WHAT THE TASK REQUIRES
Below is a set of records; restate each one word for word.

DATASET RECORDS
# # # #
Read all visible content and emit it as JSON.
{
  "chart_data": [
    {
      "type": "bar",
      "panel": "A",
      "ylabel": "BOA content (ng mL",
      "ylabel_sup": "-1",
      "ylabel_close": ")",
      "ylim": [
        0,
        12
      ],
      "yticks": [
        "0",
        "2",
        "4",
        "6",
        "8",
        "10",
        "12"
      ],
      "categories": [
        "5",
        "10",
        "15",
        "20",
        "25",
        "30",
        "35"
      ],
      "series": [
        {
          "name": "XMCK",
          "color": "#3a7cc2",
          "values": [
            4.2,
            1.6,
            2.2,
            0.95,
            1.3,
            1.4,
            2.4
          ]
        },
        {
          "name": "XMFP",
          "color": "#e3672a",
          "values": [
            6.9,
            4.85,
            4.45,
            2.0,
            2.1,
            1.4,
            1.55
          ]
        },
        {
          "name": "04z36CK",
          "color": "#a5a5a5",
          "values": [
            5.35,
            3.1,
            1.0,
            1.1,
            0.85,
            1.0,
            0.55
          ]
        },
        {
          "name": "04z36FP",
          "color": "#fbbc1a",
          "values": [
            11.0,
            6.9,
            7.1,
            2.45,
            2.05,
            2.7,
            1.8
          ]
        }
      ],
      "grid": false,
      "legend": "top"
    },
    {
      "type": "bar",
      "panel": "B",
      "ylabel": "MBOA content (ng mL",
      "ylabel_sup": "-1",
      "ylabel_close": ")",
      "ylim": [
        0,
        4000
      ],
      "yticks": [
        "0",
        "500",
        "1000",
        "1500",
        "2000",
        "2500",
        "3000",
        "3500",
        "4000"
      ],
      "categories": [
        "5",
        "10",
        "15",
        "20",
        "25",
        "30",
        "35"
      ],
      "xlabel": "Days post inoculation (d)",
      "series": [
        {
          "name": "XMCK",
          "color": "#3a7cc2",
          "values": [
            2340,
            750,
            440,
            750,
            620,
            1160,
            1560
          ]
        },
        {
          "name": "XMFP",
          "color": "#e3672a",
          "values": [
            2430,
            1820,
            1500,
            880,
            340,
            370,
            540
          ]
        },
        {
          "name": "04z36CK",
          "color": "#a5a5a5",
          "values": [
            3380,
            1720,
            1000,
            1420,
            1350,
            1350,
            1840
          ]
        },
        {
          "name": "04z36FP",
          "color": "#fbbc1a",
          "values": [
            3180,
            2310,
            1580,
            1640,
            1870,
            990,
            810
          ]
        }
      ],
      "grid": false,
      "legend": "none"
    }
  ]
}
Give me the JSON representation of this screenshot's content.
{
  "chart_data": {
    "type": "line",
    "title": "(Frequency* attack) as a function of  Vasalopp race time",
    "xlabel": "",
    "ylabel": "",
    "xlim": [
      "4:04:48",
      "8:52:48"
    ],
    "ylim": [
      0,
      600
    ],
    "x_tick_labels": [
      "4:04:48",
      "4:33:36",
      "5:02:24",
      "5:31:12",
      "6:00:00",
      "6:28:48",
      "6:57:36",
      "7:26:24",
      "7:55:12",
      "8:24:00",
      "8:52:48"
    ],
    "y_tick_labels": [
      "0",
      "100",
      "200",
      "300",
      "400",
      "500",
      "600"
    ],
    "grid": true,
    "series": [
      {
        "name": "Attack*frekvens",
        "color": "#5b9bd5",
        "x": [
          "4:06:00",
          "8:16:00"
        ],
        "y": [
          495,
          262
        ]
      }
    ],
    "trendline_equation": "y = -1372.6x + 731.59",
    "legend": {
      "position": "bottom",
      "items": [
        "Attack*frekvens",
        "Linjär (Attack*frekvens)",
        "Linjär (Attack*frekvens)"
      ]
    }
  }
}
# # # #
TASK SOLUTION
Read all visible content and emit it as JSON.
{
  "chart_data": [
    {
      "type": "bar",
      "panel": "A",
      "ylabel": "BOA content (ng mL",
      "ylabel_sup": "-1",
      "ylabel_close": ")",
      "ylim": [
        0,
        12
      ],
      "yticks": [
        "0",
        "2",
        "4",
        "6",
        "8",
        "10",
        "12"
      ],
      "categories": [
        "5",
        "10",
        "15",
        "20",
        "25",
        "30",
        "35"
      ],
      "series": [
        {
          "name": "XMCK",
          "color": "#3a7cc2",
          "values": [
            4.2,
            1.6,
            2.2,
            0.95,
            1.3,
            1.4,
            2.4
          ]
        },
        {
          "name": "XMFP",
          "color": "#e3672a",
          "values": [
            6.9,
            4.85,
            4.45,
            2.0,
            2.1,
            1.4,
            1.55
          ]
        },
        {
          "name": "04z36CK",
          "color": "#a5a5a5",
          "values": [
            5.35,
            3.1,
            1.0,
            1.1,
            0.85,
            1.0,
            0.55
          ]
        },
        {
          "name": "04z36FP",
          "color": "#fbbc1a",
          "values": [
            11.0,
            6.9,
            7.1,
            2.45,
            2.05,
            2.7,
            1.8
          ]
        }
      ],
      "grid": false,
      "legend": "top"
    },
    {
      "type": "bar",
      "panel": "B",
      "ylabel": "MBOA content (ng mL",
      "ylabel_sup": "-1",
      "ylabel_close": ")",
      "ylim": [
        0,
        4000
      ],
      "yticks": [
        "0",
        "500",
        "1000",
        "1500",
        "2000",
        "2500",
        "3000",
        "3500",
        "4000"
      ],
      "categories": [
        "5",
        "10",
        "15",
        "20",
        "25",
        "30",
        "35"
      ],
      "xlabel": "Days post inoculation (d)",
      "series": [
        {
          "name": "XMCK",
          "color": "#3a7cc2",
          "values": [
            2340,
            750,
            440,
            750,
            620,
            1160,
            1560
          ]
        },
        {
          "name": "XMFP",
          "color": "#e3672a",
          "values": [
            2430,
            1820,
            1500,
            880,
            340,
            370,
            540
          ]
        },
        {
          "name": "04z36CK",
          "color": "#a5a5a5",
          "values": [
            3380,
            1720,
            1000,
            1420,
            1350,
            1350,
            1840
          ]
        },
        {
          "name": "04z36FP",
          "color": "#fbbc1a",
          "values": [
            3180,
            2310,
            1580,
            1640,
            1870,
            990,
            810
          ]
        }
      ],
      "grid": false,
      "legend": "none"
    }
  ]
}
Give me the JSON representation of this screenshot's content.
{
  "chart_data": {
    "type": "line",
    "title": "(Frequency* attack) as a function of  Vasalopp race time",
    "xlabel": "",
    "ylabel": "",
    "xlim": [
      "4:04:48",
      "8:52:48"
    ],
    "ylim": [
      0,
      600
    ],
    "x_tick_labels": [
      "4:04:48",
      "4:33:36",
      "5:02:24",
      "5:31:12",
      "6:00:00",
      "6:28:48",
      "6:57:36",
      "7:26:24",
      "7:55:12",
      "8:24:00",
      "8:52:48"
    ],
    "y_tick_labels": [
      "0",
      "100",
      "200",
      "300",
      "400",
      "500",
      "600"
    ],
    "grid": true,
    "series": [
      {
        "name": "Attack*frekvens",
        "color": "#5b9bd5",
        "x": [
          "4:06:00",
          "8:16:00"
        ],
        "y": [
          495,
          262
        ]
      }
    ],
    "trendline_equation": "y = -1372.6x + 731.59",
    "legend": {
      "position": "bottom",
      "items": [
        "Attack*frekvens",
        "Linjär (Attack*frekvens)",
        "Linjär (Attack*frekvens)"
      ]
    }
  }
}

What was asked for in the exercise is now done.